Complete the following:
1. In the piece on car checkups, how much was the bill after the 75,000-mile checkup at the car dealer?
2. Write what comes next in the piece on car checkups, starting right after its final sentence.

Exercise passage:
☆ ☆ ☆ ☆ ☆ ☆ ☆

Did I Say That? An endless series of checkups

I went to the car dealer for my 75,000-mile checkup, an oil change and lube job, and came out with a $637 bill. When they looked under the hood, they said a lot of work absolutely needed to be done and warned me if I didn’t do it ASAP, my life and the lives of countless men, women, children, cats, dogs, and chipmunks would be in jeopardy.

I’m glad the service department doesn’t do dental repair because I would have walked away with a set of dentures and several implants.

When I take my car for a checkup, the mechanic always finds something that “needs” to be repaired because, he says, it’s going to break sooner or later. He claims “sooner,” but I believe it’s “later.” In the olden days, we waited for things to fall apart before we replaced them. This meant you were occasionally stranded several hours on the shoulder of I-95 at rush hour until AAA sent a tow truck because a hose sprang a leak. Nowadays, however, we rely on “preventive maintenance.”

United Healthcare should team up with AAA and create an auto healthcare plan so the next time I go to the mechanic and he says I need new brakes, I can fork over a $25 co-pay instead of $600. President Obama should have done this nation a great service by creating Obama(car)care. Now we’ll have to wait for Hillary Clinton to do it.

Car-care insurance would be a win-win-win-win … for me, the mechanic, the insurer, and the car. Insurance companies would make a killing as they always do, repair shops would make a killing as they always do, car owners would be paying a fraction of the cost as they never do, and the rest of the bill could be paid by the U.S. government, along with Social Security, Medicare and federal employee pensions. This means future generations would pay for my new Meineke muffler. How can you oppose a plan like that?

When you think about it, doctors are a lot like car mechanics because they’re always looking for things that need to be repaired. When I get my blood pressure and cholesterol checked, it’s like pulling the dipstick out of the crankcase. My EKG reminds me of the diagnostic computer the mechanic uses, and a colonoscopy is nothing more than tailpipe repair.

Plus, doctors are as persistent as my car dealer about the need for regular checkups. My primary care physician says I should go in twice a year, and my dentist, whose office was recently sold to a national chain, says I need two cleanings a year. As you know, chains are taking over everything from funeral homes and pharmacies to grocery stores, and they’re aggressive in marketing their services, so I’m constantly getting emails from the California headquarters, pestering me to “like” them on Facebook.

☆ ☆ ☆ ☆ ☆ ☆ ☆

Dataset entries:
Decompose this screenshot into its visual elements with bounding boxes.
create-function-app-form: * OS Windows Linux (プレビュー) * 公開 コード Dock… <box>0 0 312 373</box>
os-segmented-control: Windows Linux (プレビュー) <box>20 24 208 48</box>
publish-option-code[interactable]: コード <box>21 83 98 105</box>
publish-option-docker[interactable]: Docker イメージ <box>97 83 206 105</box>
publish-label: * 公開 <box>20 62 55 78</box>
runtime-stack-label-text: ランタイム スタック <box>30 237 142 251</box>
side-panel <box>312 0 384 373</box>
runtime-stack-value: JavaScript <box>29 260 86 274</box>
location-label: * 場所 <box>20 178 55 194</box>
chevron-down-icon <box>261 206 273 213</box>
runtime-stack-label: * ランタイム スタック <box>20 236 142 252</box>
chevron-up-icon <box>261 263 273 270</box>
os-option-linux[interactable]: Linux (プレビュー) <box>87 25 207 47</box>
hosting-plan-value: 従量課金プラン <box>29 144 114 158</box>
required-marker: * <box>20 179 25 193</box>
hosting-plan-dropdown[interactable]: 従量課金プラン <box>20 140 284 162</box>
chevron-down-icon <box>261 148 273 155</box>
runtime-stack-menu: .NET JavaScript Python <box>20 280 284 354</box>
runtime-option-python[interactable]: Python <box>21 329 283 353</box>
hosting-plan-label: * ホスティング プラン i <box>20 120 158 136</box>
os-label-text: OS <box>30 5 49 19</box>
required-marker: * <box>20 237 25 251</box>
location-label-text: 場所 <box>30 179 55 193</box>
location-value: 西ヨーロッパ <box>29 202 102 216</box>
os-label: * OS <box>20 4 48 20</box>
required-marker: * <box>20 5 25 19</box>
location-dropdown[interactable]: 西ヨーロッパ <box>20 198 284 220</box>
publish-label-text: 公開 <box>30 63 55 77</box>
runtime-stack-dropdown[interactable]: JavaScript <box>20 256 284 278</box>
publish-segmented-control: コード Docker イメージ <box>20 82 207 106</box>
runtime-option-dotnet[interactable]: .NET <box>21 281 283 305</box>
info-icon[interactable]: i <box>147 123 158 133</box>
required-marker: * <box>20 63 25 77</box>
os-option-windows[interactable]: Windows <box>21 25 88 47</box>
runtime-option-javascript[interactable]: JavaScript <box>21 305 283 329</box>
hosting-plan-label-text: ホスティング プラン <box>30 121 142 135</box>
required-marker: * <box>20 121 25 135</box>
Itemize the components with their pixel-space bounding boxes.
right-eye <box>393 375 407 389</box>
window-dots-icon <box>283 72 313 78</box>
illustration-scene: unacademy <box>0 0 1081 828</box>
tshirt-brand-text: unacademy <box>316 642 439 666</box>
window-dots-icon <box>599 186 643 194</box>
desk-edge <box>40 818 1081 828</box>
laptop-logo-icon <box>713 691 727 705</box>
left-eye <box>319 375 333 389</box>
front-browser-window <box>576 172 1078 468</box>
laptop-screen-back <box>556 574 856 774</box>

☆ ☆ ☆ ☆ ☆ ☆ ☆

Activity answers:
1. $637

2.
I recently filled out an online survey about customer satisfaction. My recommendation was to stop sending me emails and to give everyone a surprise raise. I asked at the office last week, but there haven’t been any surprise raises yet.

Now doctors won’t let you leave the office until you make your next appointment. I guess they all went to the same national conference where some sales guru gave a presentation that showed revenue would increase 30 percent if they didn’t let patients go without scheduling an appointment. I’d be willing to bet that my dog groomer was at the same conference, along with my dermatologist and my ophthalmologist. Consider this recent exchange:

Eye doctor assistant: You don’t have to come back until next April. Let’s schedule that. What date works for you?

Me: Huh? That’s a year away. Isn’t it premature to be making an appointment that far in advance? The world could end. I could go blind. I could be dead. The doctor could be dead. The economy could crash. Aliens could invade us.

Eye doctor assistant, persisting as if her surprise raise depends on getting me to make an appointment: This is very important. You should never put off eye care.

Me: Well, how about April 22?

Eye doctor assistant, checking calendar: Oh no! That’s Earth Day! The office is closed so we can celebrate. How about April 28?

Me: I already have an appointment … with my mechanic.